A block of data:
-*-
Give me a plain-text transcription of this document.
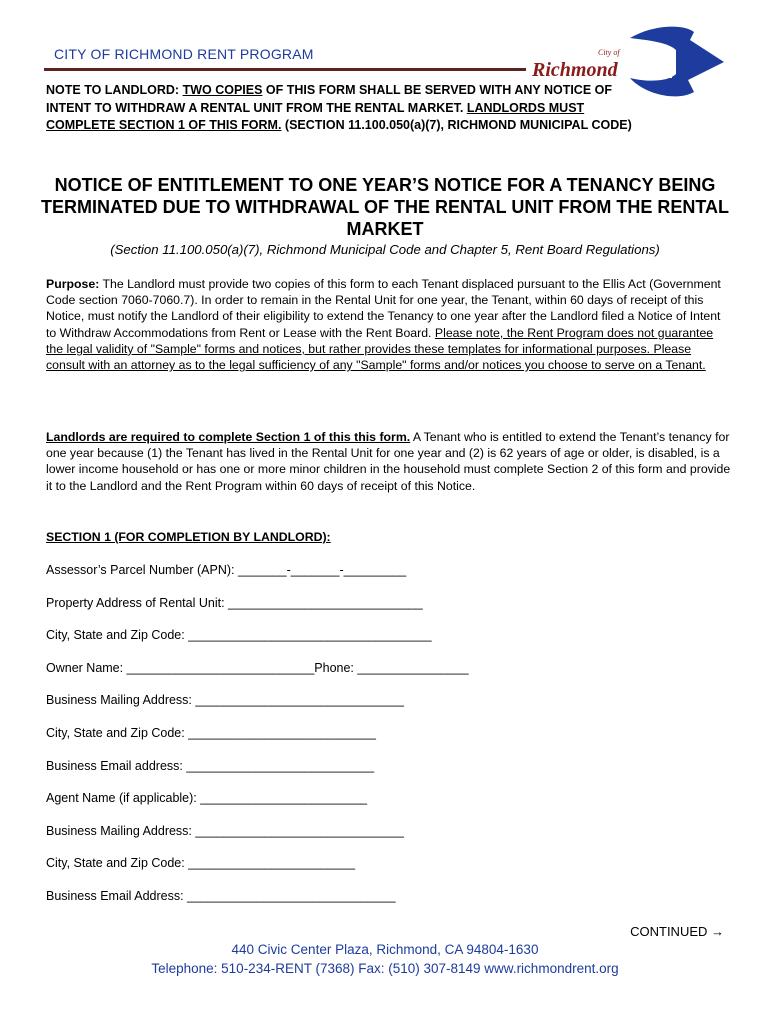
CITY OF RICHMOND RENT PROGRAM	City of
Richmond
NOTE TO LANDLORD: TWO COPIES OF THIS FORM SHALL BE SERVED WITH ANY NOTICE OF INTENT TO WITHDRAW A RENTAL UNIT FROM THE RENTAL MARKET. LANDLORDS MUST COMPLETE SECTION 1 OF THIS FORM. (SECTION 11.100.050(a)(7), RICHMOND MUNICIPAL CODE)
NOTICE OF ENTITLEMENT TO ONE YEAR’S NOTICE FOR A TENANCY BEING TERMINATED DUE TO WITHDRAWAL OF THE RENTAL UNIT FROM THE RENTAL MARKET
(Section 11.100.050(a)(7), Richmond Municipal Code and Chapter 5, Rent Board Regulations)
Purpose: The Landlord must provide two copies of this form to each Tenant displaced pursuant to the Ellis Act (Government Code section 7060-7060.7). In order to remain in the Rental Unit for one year, the Tenant, within 60 days of receipt of this Notice, must notify the Landlord of their eligibility to extend the Tenancy to one year after the Landlord filed a Notice of Intent to Withdraw Accommodations from Rent or Lease with the Rent Board. Please note, the Rent Program does not guarantee the legal validity of "Sample" forms and notices, but rather provides these templates for informational purposes. Please consult with an attorney as to the legal sufficiency of any "Sample" forms and/or notices you choose to serve on a Tenant.
Landlords are required to complete Section 1 of this this form. A Tenant who is entitled to extend the Tenant’s tenancy for one year because (1) the Tenant has lived in the Rental Unit for one year and (2) is 62 years of age or older, is disabled, is a lower income household or has one or more minor children in the household must complete Section 2 of this form and provide it to the Landlord and the Rent Program within 60 days of receipt of this Notice.
SECTION 1 (FOR COMPLETION BY LANDLORD):
Assessor’s Parcel Number (APN): _______-_______-_________
Property Address of Rental Unit: ____________________________
City, State and Zip Code: ___________________________________
Owner Name: ___________________________Phone: ________________
Business Mailing Address: ______________________________
City, State and Zip Code: ___________________________
Business Email address: ___________________________
Agent Name (if applicable): ________________________
Business Mailing Address: ______________________________
City, State and Zip Code: ________________________
Business Email Address: ______________________________
CONTINUED →
440 Civic Center Plaza, Richmond, CA 94804-1630
Telephone: 510-234-RENT (7368) Fax: (510) 307-8149 www.richmondrent.org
-*-
* **What is asked**
Pull out all lines in the data above that include "extend".

* **Exercise result**
Purpose: The Landlord must provide two copies of this form to each Tenant displaced pursuant to the Ellis Act (Government Code section 7060-7060.7). In order to remain in the Rental Unit for one year, the Tenant, within 60 days of receipt of this Notice, must notify the Landlord of their eligibility to extend the Tenancy to one year after the Landlord filed a Notice of Intent to Withdraw Accommodations from Rent or Lease with the Rent Board. Please note, the Rent Program does not guarantee the legal validity of "Sample" forms and notices, but rather provides these templates for informational purposes. Please consult with an attorney as to the legal sufficiency of any "Sample" forms and/or notices you choose to serve on a Tenant.
Landlords are required to complete Section 1 of this this form. A Tenant who is entitled to extend the Tenant’s tenancy for one year because (1) the Tenant has lived in the Rental Unit for one year and (2) is 62 years of age or older, is disabled, is a lower income household or has one or more minor children in the household must complete Section 2 of this form and provide it to the Landlord and the Rent Program within 60 days of receipt of this Notice.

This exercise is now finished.